## Work instructions:
Extract each of the following lines and reproduce every one verbatim, with no alterations.

# # # #

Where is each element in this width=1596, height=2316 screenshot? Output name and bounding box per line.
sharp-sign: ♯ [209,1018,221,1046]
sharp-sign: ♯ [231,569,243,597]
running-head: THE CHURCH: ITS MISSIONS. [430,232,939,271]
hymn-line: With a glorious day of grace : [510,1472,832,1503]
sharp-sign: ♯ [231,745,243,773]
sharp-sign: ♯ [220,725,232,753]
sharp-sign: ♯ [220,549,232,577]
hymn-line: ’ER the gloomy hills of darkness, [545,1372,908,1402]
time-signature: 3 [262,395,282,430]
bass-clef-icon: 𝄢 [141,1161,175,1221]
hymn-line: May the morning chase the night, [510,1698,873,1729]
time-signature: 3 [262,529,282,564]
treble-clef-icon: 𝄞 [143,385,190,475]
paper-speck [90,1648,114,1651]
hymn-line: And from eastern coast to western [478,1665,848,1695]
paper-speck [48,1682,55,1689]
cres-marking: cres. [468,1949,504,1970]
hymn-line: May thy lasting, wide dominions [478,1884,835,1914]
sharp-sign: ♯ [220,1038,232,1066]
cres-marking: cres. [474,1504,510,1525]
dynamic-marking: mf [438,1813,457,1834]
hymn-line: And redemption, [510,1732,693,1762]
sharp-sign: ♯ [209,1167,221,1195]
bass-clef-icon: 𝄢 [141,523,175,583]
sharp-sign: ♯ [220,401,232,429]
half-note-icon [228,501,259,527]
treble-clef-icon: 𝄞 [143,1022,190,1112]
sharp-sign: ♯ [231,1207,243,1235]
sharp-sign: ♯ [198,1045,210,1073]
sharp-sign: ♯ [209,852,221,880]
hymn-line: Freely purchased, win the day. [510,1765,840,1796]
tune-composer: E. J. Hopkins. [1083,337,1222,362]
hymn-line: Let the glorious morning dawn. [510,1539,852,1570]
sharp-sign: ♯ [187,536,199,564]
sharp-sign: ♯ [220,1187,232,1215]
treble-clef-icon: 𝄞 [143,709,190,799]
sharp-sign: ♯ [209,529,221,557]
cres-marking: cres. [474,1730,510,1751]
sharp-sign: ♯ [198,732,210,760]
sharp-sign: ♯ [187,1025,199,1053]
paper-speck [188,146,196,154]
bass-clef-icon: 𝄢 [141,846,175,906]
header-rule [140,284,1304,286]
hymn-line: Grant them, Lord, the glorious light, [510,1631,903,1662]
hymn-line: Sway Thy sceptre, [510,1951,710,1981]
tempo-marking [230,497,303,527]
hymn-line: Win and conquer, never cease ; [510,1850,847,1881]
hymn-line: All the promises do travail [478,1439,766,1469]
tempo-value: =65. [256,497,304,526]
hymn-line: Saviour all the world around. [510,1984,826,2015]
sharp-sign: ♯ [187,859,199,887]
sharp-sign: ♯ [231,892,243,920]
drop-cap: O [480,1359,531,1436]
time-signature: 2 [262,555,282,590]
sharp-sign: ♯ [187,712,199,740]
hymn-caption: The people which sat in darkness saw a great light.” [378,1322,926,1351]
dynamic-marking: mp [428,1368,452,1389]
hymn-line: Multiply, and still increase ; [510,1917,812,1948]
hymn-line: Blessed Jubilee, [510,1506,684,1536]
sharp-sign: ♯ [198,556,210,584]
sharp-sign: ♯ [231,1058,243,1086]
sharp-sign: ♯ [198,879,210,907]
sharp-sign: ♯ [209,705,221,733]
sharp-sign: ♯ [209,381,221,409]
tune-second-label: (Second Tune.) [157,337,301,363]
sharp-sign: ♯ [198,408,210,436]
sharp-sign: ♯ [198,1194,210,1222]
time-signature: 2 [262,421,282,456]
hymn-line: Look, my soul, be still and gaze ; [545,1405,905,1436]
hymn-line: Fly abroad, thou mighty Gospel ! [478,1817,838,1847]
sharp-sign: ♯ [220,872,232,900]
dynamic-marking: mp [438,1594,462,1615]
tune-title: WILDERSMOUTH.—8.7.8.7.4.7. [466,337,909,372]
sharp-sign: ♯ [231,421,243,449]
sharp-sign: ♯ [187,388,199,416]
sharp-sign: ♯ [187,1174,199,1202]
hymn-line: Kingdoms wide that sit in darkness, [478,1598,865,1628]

# # # #

## Task solution:
Where is each element in this width=1596, height=2316 screenshot? Output name and bounding box per line.
sharp-sign: ♯ [209,1018,221,1046]
sharp-sign: ♯ [231,569,243,597]
running-head: THE CHURCH: ITS MISSIONS. [430,232,939,271]
hymn-line: With a glorious day of grace : [510,1472,832,1503]
sharp-sign: ♯ [231,745,243,773]
sharp-sign: ♯ [220,725,232,753]
sharp-sign: ♯ [220,549,232,577]
hymn-line: ’ER the gloomy hills of darkness, [545,1372,908,1402]
time-signature: 3 [262,395,282,430]
bass-clef-icon: 𝄢 [141,1161,175,1221]
hymn-line: May the morning chase the night, [510,1698,873,1729]
time-signature: 3 [262,529,282,564]
treble-clef-icon: 𝄞 [143,385,190,475]
paper-speck [90,1648,114,1651]
hymn-line: And from eastern coast to western [478,1665,848,1695]
paper-speck [48,1682,55,1689]
cres-marking: cres. [468,1949,504,1970]
hymn-line: May thy lasting, wide dominions [478,1884,835,1914]
sharp-sign: ♯ [220,1038,232,1066]
cres-marking: cres. [474,1504,510,1525]
dynamic-marking: mf [438,1813,457,1834]
hymn-line: And redemption, [510,1732,693,1762]
sharp-sign: ♯ [209,1167,221,1195]
bass-clef-icon: 𝄢 [141,523,175,583]
sharp-sign: ♯ [220,401,232,429]
half-note-icon [228,501,259,527]
treble-clef-icon: 𝄞 [143,1022,190,1112]
sharp-sign: ♯ [231,1207,243,1235]
sharp-sign: ♯ [198,1045,210,1073]
sharp-sign: ♯ [209,852,221,880]
hymn-line: Freely purchased, win the day. [510,1765,840,1796]
tune-composer: E. J. Hopkins. [1083,337,1222,362]
hymn-line: Let the glorious morning dawn. [510,1539,852,1570]
sharp-sign: ♯ [187,536,199,564]
sharp-sign: ♯ [220,1187,232,1215]
treble-clef-icon: 𝄞 [143,709,190,799]
sharp-sign: ♯ [209,529,221,557]
cres-marking: cres. [474,1730,510,1751]
sharp-sign: ♯ [198,732,210,760]
sharp-sign: ♯ [187,1025,199,1053]
paper-speck [188,146,196,154]
bass-clef-icon: 𝄢 [141,846,175,906]
header-rule [140,284,1304,286]
hymn-line: Grant them, Lord, the glorious light, [510,1631,903,1662]
hymn-line: Sway Thy sceptre, [510,1951,710,1981]
tempo-marking [230,497,303,527]
hymn-line: Win and conquer, never cease ; [510,1850,847,1881]
hymn-line: All the promises do travail [478,1439,766,1469]
tempo-value: =65. [256,497,304,526]
hymn-line: Saviour all the world around. [510,1984,826,2015]
sharp-sign: ♯ [187,859,199,887]
sharp-sign: ♯ [231,892,243,920]
drop-cap: O [480,1359,531,1436]
time-signature: 2 [262,555,282,590]
sharp-sign: ♯ [187,712,199,740]
hymn-caption: The people which sat in darkness saw a great light.” [378,1322,926,1351]
dynamic-marking: mp [428,1368,452,1389]
hymn-line: Multiply, and still increase ; [510,1917,812,1948]
hymn-line: Blessed Jubilee, [510,1506,684,1536]
sharp-sign: ♯ [198,556,210,584]
sharp-sign: ♯ [231,1058,243,1086]
sharp-sign: ♯ [198,879,210,907]
sharp-sign: ♯ [209,705,221,733]
sharp-sign: ♯ [209,381,221,409]
tune-second-label: (Second Tune.) [157,337,301,363]
sharp-sign: ♯ [198,408,210,436]
sharp-sign: ♯ [198,1194,210,1222]
time-signature: 2 [262,421,282,456]
hymn-line: Look, my soul, be still and gaze ; [545,1405,905,1436]
hymn-line: Fly abroad, thou mighty Gospel ! [478,1817,838,1847]
sharp-sign: ♯ [220,872,232,900]
dynamic-marking: mp [438,1594,462,1615]
tune-title: WILDERSMOUTH.—8.7.8.7.4.7. [466,337,909,372]
sharp-sign: ♯ [231,421,243,449]
sharp-sign: ♯ [187,388,199,416]
sharp-sign: ♯ [187,1174,199,1202]
hymn-line: Kingdoms wide that sit in darkness, [478,1598,865,1628]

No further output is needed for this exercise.